What you are asked to do: Copy the lines that begin with the line containing "Patent image size: (1046, 913)." and end with the line containing "The motorized pump 102 is at (374, 664).", keeping every character the same.

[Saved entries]
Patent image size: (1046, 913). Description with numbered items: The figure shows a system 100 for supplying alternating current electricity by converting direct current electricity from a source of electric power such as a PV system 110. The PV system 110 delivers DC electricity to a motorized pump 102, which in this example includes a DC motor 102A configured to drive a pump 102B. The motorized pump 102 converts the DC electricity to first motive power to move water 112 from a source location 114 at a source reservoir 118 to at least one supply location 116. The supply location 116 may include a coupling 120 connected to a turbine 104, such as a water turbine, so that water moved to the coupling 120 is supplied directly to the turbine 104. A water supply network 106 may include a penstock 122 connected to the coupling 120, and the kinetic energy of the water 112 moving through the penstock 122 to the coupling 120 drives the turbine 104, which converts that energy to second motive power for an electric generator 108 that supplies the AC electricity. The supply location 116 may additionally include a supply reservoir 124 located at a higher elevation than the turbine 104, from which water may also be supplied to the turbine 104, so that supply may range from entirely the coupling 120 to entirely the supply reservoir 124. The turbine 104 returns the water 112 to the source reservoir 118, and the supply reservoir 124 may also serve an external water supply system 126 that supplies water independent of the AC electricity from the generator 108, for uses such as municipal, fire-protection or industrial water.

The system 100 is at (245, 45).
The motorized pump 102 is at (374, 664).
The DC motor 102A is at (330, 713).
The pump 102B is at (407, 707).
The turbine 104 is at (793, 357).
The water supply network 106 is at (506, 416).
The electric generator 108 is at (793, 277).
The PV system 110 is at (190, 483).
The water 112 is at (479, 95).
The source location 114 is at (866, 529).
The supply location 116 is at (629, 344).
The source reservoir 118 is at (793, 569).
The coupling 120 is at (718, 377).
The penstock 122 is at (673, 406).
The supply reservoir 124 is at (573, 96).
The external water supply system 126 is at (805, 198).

* * *

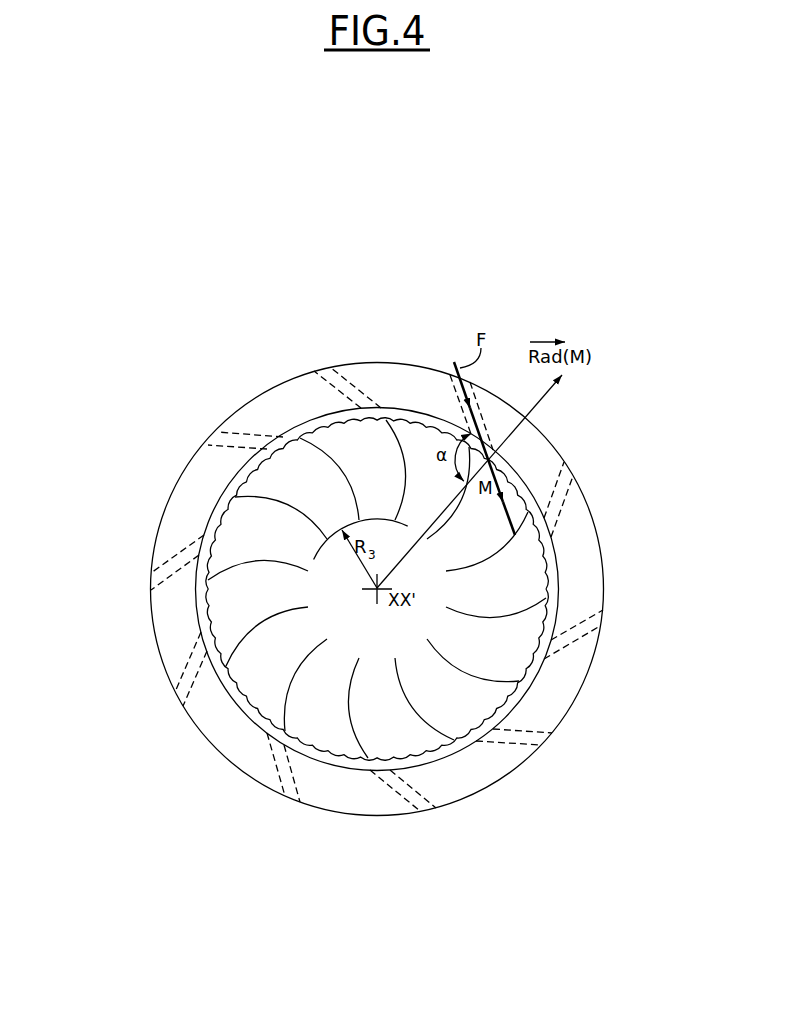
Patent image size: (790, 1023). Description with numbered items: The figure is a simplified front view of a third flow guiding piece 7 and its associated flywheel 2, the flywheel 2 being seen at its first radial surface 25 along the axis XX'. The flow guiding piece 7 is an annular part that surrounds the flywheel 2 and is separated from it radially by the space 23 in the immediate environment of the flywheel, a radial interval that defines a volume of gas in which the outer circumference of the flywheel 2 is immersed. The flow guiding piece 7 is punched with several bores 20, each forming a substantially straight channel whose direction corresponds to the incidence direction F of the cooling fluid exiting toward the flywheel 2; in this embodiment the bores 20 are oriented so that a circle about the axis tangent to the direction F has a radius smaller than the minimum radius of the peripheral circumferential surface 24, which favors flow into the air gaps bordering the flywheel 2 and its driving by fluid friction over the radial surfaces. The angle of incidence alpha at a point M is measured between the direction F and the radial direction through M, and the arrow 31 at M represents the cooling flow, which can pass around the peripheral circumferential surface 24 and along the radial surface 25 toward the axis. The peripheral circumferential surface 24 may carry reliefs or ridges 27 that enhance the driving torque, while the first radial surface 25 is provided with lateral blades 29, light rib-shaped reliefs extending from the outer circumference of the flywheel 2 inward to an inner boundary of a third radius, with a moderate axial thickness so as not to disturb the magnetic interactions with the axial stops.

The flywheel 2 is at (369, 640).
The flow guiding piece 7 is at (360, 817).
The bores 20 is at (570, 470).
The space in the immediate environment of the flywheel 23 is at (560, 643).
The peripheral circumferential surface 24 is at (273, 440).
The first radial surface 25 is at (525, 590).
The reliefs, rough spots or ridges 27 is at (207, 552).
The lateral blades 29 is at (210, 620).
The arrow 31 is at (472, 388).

Task response:
Patent image size: (1046, 913). Description with numbered items: The figure shows a system 100 for supplying alternating current electricity by converting direct current electricity from a source of electric power such as a PV system 110. The PV system 110 delivers DC electricity to a motorized pump 102, which in this example includes a DC motor 102A configured to drive a pump 102B. The motorized pump 102 converts the DC electricity to first motive power to move water 112 from a source location 114 at a source reservoir 118 to at least one supply location 116. The supply location 116 may include a coupling 120 connected to a turbine 104, such as a water turbine, so that water moved to the coupling 120 is supplied directly to the turbine 104. A water supply network 106 may include a penstock 122 connected to the coupling 120, and the kinetic energy of the water 112 moving through the penstock 122 to the coupling 120 drives the turbine 104, which converts that energy to second motive power for an electric generator 108 that supplies the AC electricity. The supply location 116 may additionally include a supply reservoir 124 located at a higher elevation than the turbine 104, from which water may also be supplied to the turbine 104, so that supply may range from entirely the coupling 120 to entirely the supply reservoir 124. The turbine 104 returns the water 112 to the source reservoir 118, and the supply reservoir 124 may also serve an external water supply system 126 that supplies water independent of the AC electricity from the generator 108, for uses such as municipal, fire-protection or industrial water.

The system 100 is at (245, 45).
The motorized pump 102 is at (374, 664).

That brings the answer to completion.